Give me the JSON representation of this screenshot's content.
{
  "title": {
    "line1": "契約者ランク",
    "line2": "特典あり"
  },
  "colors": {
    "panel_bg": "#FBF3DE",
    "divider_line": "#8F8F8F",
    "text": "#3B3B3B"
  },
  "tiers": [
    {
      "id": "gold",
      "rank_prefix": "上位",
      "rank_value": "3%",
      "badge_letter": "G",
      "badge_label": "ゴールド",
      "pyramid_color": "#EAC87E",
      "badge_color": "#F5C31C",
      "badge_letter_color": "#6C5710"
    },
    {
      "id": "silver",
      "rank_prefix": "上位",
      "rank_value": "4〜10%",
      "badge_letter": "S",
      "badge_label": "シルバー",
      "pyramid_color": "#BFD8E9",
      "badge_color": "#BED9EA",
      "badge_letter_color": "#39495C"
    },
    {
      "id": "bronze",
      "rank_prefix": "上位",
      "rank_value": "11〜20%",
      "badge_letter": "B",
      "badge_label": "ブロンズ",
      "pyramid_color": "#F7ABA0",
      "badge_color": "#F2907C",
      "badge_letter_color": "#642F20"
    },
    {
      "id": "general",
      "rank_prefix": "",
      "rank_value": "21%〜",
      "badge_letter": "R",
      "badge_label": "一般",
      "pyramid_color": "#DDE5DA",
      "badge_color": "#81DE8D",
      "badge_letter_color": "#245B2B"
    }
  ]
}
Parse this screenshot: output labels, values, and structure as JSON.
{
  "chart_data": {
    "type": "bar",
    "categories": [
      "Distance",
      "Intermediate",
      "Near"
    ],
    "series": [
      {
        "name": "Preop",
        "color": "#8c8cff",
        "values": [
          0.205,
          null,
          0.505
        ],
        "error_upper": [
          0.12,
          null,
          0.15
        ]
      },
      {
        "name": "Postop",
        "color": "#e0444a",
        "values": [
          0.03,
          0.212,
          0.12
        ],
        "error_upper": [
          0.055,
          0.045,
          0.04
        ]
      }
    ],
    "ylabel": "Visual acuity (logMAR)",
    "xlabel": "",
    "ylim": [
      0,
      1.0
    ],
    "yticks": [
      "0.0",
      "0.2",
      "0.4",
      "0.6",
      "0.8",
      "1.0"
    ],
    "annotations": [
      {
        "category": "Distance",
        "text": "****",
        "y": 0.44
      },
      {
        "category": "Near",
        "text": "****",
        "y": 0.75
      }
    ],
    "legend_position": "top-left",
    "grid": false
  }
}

• **TASK STATEMENT**: Output, unchanged, the lines from the line with "Parse this screenshot: output" through the final line of the material.

• **OUTPUT OF THE TASK**:
Parse this screenshot: output labels, values, and structure as JSON.
{
  "chart_data": {
    "type": "bar",
    "categories": [
      "Distance",
      "Intermediate",
      "Near"
    ],
    "series": [
      {
        "name": "Preop",
        "color": "#8c8cff",
        "values": [
          0.205,
          null,
          0.505
        ],
        "error_upper": [
          0.12,
          null,
          0.15
        ]
      },
      {
        "name": "Postop",
        "color": "#e0444a",
        "values": [
          0.03,
          0.212,
          0.12
        ],
        "error_upper": [
          0.055,
          0.045,
          0.04
        ]
      }
    ],
    "ylabel": "Visual acuity (logMAR)",
    "xlabel": "",
    "ylim": [
      0,
      1.0
    ],
    "yticks": [
      "0.0",
      "0.2",
      "0.4",
      "0.6",
      "0.8",
      "1.0"
    ],
    "annotations": [
      {
        "category": "Distance",
        "text": "****",
        "y": 0.44
      },
      {
        "category": "Near",
        "text": "****",
        "y": 0.75
      }
    ],
    "legend_position": "top-left",
    "grid": false
  }
}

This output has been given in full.